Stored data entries
----

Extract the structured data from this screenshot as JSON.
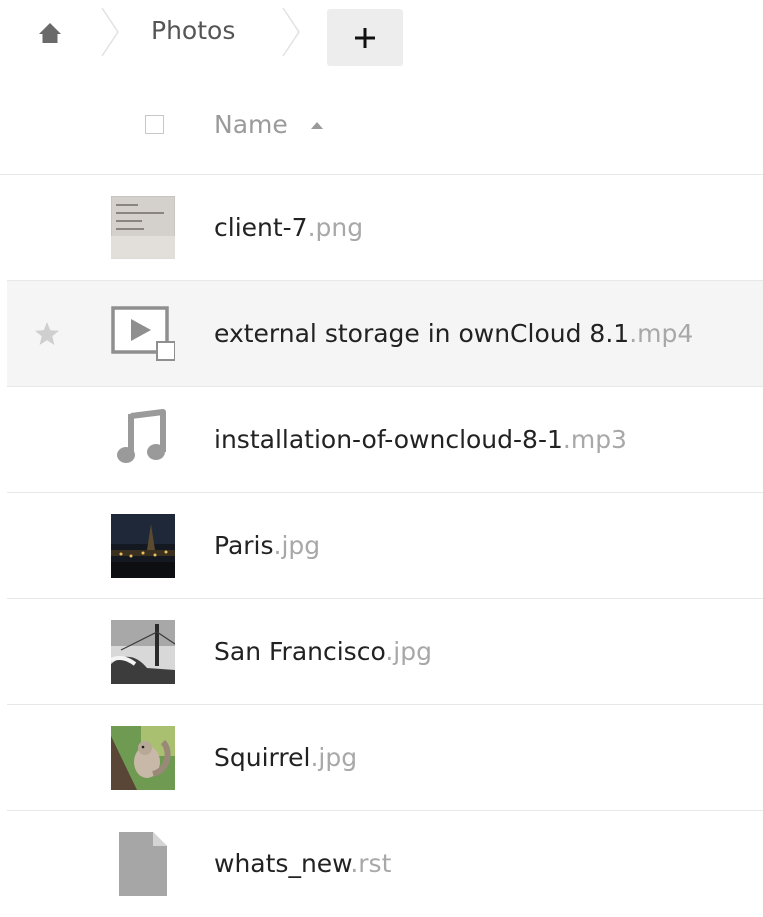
{
  "breadcrumb": {
    "home_icon": "home-icon",
    "current": "Photos",
    "new_button_icon": "plus-icon"
  },
  "header": {
    "name_label": "Name",
    "sort": "ascending"
  },
  "files": [
    {
      "name": "client-7",
      "ext": ".png",
      "icon": "image-thumbnail",
      "starred": false,
      "highlighted": false
    },
    {
      "name": "external storage in ownCloud 8.1",
      "ext": ".mp4",
      "icon": "video-icon",
      "starred": false,
      "highlighted": true
    },
    {
      "name": "installation-of-owncloud-8-1",
      "ext": ".mp3",
      "icon": "music-note-icon",
      "starred": false,
      "highlighted": false
    },
    {
      "name": "Paris",
      "ext": ".jpg",
      "icon": "image-thumbnail",
      "starred": false,
      "highlighted": false
    },
    {
      "name": "San Francisco",
      "ext": ".jpg",
      "icon": "image-thumbnail",
      "starred": false,
      "highlighted": false
    },
    {
      "name": "Squirrel",
      "ext": ".jpg",
      "icon": "image-thumbnail",
      "starred": false,
      "highlighted": false
    },
    {
      "name": "whats_new",
      "ext": ".rst",
      "icon": "document-icon",
      "starred": false,
      "highlighted": false
    }
  ],
  "colors": {
    "text": "#222222",
    "extension": "#a8a8a8",
    "icon_grey": "#9a9a9a",
    "highlight_row": "#f5f5f5"
  }
}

----

**DESCRIPTION OF THE TASK**
Give all the entries again exactly, dropping each picture.

**REPLY**
Extract the structured data from this screenshot as JSON.
{
  "breadcrumb": {
    "home_icon": "home-icon",
    "current": "Photos",
    "new_button_icon": "plus-icon"
  },
  "header": {
    "name_label": "Name",
    "sort": "ascending"
  },
  "files": [
    {
      "name": "client-7",
      "ext": ".png",
      "icon": "image-thumbnail",
      "starred": false,
      "highlighted": false
    },
    {
      "name": "external storage in ownCloud 8.1",
      "ext": ".mp4",
      "icon": "video-icon",
      "starred": false,
      "highlighted": true
    },
    {
      "name": "installation-of-owncloud-8-1",
      "ext": ".mp3",
      "icon": "music-note-icon",
      "starred": false,
      "highlighted": false
    },
    {
      "name": "Paris",
      "ext": ".jpg",
      "icon": "image-thumbnail",
      "starred": false,
      "highlighted": false
    },
    {
      "name": "San Francisco",
      "ext": ".jpg",
      "icon": "image-thumbnail",
      "starred": false,
      "highlighted": false
    },
    {
      "name": "Squirrel",
      "ext": ".jpg",
      "icon": "image-thumbnail",
      "starred": false,
      "highlighted": false
    },
    {
      "name": "whats_new",
      "ext": ".rst",
      "icon": "document-icon",
      "starred": false,
      "highlighted": false
    }
  ],
  "colors": {
    "text": "#222222",
    "extension": "#a8a8a8",
    "icon_grey": "#9a9a9a",
    "highlight_row": "#f5f5f5"
  }
}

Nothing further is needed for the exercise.